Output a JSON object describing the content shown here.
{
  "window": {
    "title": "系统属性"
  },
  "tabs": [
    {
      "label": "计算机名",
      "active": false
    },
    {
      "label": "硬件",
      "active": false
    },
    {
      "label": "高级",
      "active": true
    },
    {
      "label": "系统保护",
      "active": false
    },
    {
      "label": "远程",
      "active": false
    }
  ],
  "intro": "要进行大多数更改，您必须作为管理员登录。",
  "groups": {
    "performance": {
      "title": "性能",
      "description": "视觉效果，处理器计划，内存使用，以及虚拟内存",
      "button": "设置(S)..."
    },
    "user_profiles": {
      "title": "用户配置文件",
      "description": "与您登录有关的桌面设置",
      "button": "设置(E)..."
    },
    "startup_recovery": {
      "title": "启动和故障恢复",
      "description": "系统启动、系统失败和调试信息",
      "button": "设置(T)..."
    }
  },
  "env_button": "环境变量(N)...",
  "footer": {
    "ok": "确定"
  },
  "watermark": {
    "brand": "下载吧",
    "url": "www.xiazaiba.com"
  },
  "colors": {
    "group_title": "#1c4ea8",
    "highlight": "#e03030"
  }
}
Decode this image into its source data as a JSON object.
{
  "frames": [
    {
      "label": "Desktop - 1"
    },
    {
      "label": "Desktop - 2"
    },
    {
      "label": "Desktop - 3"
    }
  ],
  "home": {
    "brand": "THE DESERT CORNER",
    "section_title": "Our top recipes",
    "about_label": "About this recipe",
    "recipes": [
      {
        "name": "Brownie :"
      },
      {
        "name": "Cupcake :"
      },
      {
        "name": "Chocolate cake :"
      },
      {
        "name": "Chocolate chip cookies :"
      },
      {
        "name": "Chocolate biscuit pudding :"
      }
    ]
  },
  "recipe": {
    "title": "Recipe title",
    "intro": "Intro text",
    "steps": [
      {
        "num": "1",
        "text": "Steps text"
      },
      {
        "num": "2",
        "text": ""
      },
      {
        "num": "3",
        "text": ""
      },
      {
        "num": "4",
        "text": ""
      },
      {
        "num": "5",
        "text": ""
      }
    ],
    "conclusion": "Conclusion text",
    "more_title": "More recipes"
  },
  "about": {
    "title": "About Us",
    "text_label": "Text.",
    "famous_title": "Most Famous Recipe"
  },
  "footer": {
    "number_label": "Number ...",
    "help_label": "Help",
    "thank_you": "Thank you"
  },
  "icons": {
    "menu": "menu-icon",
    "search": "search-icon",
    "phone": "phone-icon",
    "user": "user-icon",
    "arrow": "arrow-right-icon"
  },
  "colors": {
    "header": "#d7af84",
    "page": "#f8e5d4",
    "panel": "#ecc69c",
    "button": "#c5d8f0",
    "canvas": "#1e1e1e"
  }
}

* * * * *

■ Aim of the exercise: Quote the whole listing above, leaving nothing out.

■ Written answer:
Output a JSON object describing the content shown here.
{
  "window": {
    "title": "系统属性"
  },
  "tabs": [
    {
      "label": "计算机名",
      "active": false
    },
    {
      "label": "硬件",
      "active": false
    },
    {
      "label": "高级",
      "active": true
    },
    {
      "label": "系统保护",
      "active": false
    },
    {
      "label": "远程",
      "active": false
    }
  ],
  "intro": "要进行大多数更改，您必须作为管理员登录。",
  "groups": {
    "performance": {
      "title": "性能",
      "description": "视觉效果，处理器计划，内存使用，以及虚拟内存",
      "button": "设置(S)..."
    },
    "user_profiles": {
      "title": "用户配置文件",
      "description": "与您登录有关的桌面设置",
      "button": "设置(E)..."
    },
    "startup_recovery": {
      "title": "启动和故障恢复",
      "description": "系统启动、系统失败和调试信息",
      "button": "设置(T)..."
    }
  },
  "env_button": "环境变量(N)...",
  "footer": {
    "ok": "确定"
  },
  "watermark": {
    "brand": "下载吧",
    "url": "www.xiazaiba.com"
  },
  "colors": {
    "group_title": "#1c4ea8",
    "highlight": "#e03030"
  }
}
Decode this image into its source data as a JSON object.
{
  "frames": [
    {
      "label": "Desktop - 1"
    },
    {
      "label": "Desktop - 2"
    },
    {
      "label": "Desktop - 3"
    }
  ],
  "home": {
    "brand": "THE DESERT CORNER",
    "section_title": "Our top recipes",
    "about_label": "About this recipe",
    "recipes": [
      {
        "name": "Brownie :"
      },
      {
        "name": "Cupcake :"
      },
      {
        "name": "Chocolate cake :"
      },
      {
        "name": "Chocolate chip cookies :"
      },
      {
        "name": "Chocolate biscuit pudding :"
      }
    ]
  },
  "recipe": {
    "title": "Recipe title",
    "intro": "Intro text",
    "steps": [
      {
        "num": "1",
        "text": "Steps text"
      },
      {
        "num": "2",
        "text": ""
      },
      {
        "num": "3",
        "text": ""
      },
      {
        "num": "4",
        "text": ""
      },
      {
        "num": "5",
        "text": ""
      }
    ],
    "conclusion": "Conclusion text",
    "more_title": "More recipes"
  },
  "about": {
    "title": "About Us",
    "text_label": "Text.",
    "famous_title": "Most Famous Recipe"
  },
  "footer": {
    "number_label": "Number ...",
    "help_label": "Help",
    "thank_you": "Thank you"
  },
  "icons": {
    "menu": "menu-icon",
    "search": "search-icon",
    "phone": "phone-icon",
    "user": "user-icon",
    "arrow": "arrow-right-icon"
  },
  "colors": {
    "header": "#d7af84",
    "page": "#f8e5d4",
    "panel": "#ecc69c",
    "button": "#c5d8f0",
    "canvas": "#1e1e1e"
  }
}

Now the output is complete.